■ STATED TASK: Gather all lines from the material that contain "点为对象".

#### INPUT ####

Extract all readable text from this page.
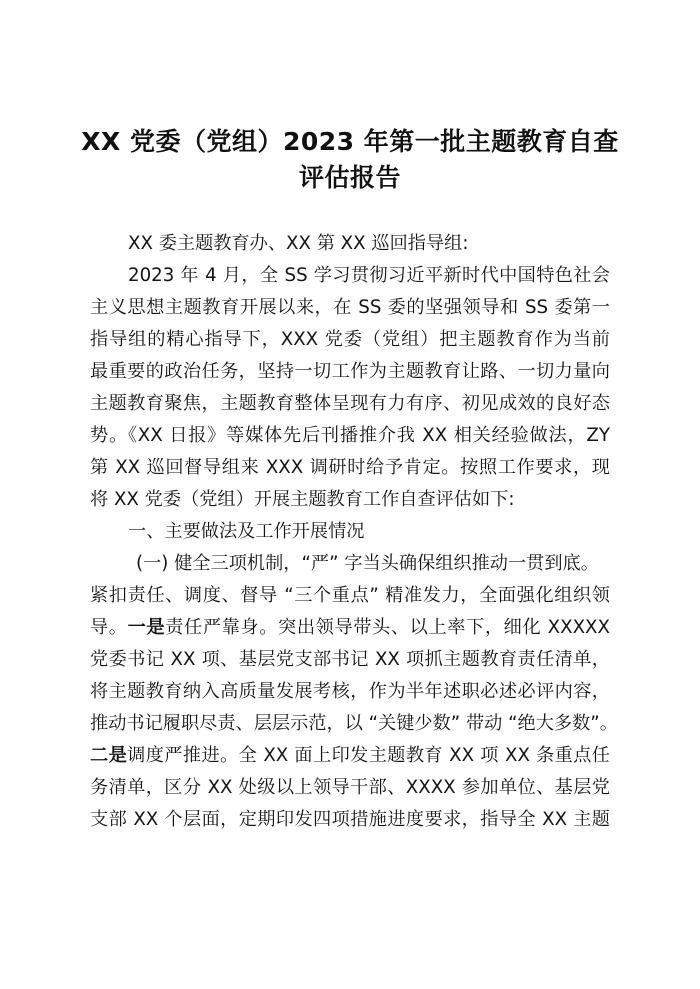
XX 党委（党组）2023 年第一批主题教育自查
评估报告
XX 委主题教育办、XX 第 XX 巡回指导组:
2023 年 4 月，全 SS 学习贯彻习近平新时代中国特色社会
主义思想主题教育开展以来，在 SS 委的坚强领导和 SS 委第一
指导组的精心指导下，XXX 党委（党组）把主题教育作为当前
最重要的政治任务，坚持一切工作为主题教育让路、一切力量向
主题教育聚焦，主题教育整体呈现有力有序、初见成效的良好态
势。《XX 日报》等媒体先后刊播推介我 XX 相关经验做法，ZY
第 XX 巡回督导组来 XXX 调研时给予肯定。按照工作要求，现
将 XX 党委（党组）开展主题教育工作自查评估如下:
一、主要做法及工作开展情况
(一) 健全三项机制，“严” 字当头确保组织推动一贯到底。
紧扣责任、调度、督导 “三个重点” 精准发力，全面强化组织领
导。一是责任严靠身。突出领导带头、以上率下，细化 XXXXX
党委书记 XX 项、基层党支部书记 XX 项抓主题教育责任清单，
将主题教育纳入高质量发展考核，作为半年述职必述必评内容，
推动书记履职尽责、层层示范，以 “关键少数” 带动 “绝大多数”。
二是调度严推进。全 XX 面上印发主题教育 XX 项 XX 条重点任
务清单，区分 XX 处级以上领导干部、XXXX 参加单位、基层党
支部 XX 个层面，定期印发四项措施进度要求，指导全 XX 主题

####
#### INPUT ####

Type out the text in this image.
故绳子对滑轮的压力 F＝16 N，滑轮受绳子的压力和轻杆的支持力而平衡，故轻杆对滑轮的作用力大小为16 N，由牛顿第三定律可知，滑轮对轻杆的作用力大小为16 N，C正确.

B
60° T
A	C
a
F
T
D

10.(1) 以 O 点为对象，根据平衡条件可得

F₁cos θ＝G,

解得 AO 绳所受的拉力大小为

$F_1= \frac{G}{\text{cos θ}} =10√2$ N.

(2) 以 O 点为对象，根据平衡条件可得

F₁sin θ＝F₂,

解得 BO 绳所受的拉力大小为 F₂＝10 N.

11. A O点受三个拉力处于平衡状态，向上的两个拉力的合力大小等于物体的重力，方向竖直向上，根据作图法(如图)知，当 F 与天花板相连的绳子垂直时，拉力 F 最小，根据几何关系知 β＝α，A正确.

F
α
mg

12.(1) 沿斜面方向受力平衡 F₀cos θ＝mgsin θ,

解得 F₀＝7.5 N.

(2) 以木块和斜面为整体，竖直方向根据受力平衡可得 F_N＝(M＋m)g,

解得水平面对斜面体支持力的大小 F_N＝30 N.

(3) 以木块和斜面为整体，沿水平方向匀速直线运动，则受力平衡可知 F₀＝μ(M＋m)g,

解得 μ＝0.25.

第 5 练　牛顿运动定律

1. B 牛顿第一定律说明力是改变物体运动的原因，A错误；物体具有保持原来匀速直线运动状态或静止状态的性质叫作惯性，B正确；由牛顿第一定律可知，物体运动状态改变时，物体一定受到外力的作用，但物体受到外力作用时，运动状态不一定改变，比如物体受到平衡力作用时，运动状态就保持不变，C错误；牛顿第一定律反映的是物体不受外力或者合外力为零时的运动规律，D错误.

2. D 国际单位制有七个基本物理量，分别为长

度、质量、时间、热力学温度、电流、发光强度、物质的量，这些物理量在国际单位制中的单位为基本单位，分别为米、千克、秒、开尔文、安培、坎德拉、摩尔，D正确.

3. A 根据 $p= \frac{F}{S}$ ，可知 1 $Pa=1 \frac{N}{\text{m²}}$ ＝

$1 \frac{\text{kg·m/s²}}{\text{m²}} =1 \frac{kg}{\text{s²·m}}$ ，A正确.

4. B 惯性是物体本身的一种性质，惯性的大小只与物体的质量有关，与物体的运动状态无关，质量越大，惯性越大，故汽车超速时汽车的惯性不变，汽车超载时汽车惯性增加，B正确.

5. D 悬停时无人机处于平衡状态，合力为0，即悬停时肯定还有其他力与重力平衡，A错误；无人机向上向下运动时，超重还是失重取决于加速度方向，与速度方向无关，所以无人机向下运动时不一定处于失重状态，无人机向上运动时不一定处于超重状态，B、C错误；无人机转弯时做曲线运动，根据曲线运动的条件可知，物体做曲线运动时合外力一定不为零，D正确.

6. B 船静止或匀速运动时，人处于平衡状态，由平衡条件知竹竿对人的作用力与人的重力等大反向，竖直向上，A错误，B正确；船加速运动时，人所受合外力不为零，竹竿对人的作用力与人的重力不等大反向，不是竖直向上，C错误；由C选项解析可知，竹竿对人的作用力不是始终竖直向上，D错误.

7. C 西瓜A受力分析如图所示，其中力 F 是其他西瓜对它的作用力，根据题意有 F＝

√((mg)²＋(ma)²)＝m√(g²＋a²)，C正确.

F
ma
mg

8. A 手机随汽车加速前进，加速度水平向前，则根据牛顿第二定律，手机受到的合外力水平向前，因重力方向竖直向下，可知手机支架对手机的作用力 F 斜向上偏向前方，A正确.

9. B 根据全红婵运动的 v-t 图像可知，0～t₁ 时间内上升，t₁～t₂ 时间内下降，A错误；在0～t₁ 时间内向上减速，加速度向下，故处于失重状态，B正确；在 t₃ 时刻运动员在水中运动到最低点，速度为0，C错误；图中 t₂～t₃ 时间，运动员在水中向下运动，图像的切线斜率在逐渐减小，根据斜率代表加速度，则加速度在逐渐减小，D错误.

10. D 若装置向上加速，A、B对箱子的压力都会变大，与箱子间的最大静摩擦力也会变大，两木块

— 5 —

####
#### INPUT ####

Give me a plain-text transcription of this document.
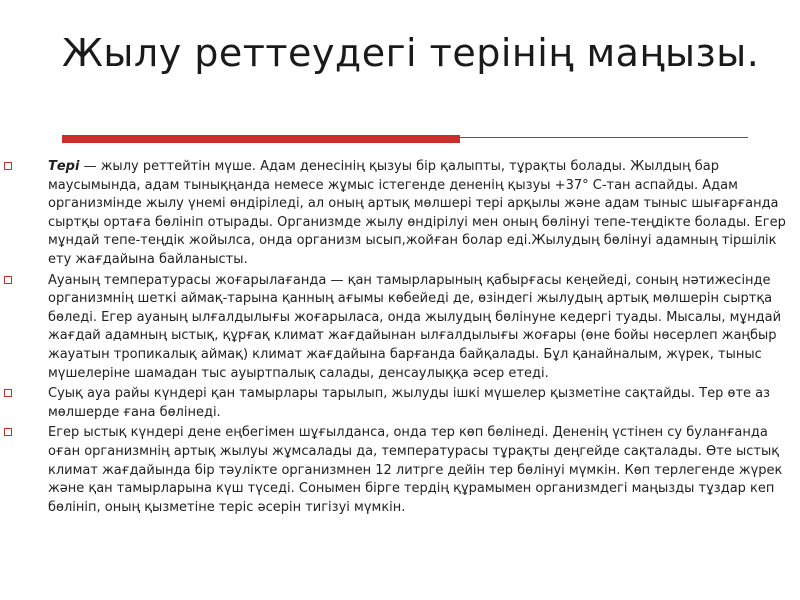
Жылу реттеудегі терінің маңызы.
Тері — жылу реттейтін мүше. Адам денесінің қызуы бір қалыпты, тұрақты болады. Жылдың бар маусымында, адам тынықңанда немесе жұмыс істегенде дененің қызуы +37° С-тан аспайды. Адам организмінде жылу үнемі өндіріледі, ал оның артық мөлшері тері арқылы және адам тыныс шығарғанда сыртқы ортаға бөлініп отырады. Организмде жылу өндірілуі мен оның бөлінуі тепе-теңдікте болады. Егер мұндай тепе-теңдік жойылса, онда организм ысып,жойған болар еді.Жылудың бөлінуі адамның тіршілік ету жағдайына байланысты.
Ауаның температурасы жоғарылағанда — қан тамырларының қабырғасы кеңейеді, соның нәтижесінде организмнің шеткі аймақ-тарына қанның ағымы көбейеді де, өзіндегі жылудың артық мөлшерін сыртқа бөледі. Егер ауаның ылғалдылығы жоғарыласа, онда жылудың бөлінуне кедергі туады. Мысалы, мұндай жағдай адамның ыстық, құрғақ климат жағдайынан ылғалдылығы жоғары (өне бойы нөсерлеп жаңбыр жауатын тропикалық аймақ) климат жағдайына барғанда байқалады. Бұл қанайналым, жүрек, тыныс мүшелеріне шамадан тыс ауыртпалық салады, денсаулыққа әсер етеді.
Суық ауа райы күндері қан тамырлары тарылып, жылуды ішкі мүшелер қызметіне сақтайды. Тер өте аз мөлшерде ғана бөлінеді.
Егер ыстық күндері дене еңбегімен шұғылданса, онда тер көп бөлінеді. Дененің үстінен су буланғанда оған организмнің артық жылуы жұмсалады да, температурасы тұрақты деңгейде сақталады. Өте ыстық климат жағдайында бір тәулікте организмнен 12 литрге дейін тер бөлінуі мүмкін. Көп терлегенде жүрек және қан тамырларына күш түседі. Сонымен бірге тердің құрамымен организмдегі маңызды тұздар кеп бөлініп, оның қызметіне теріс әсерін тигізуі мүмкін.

####

■ ANSWER TO THE EXERCISE:
10.(1) 以 O 点为对象，根据平衡条件可得
(2) 以 O 点为对象，根据平衡条件可得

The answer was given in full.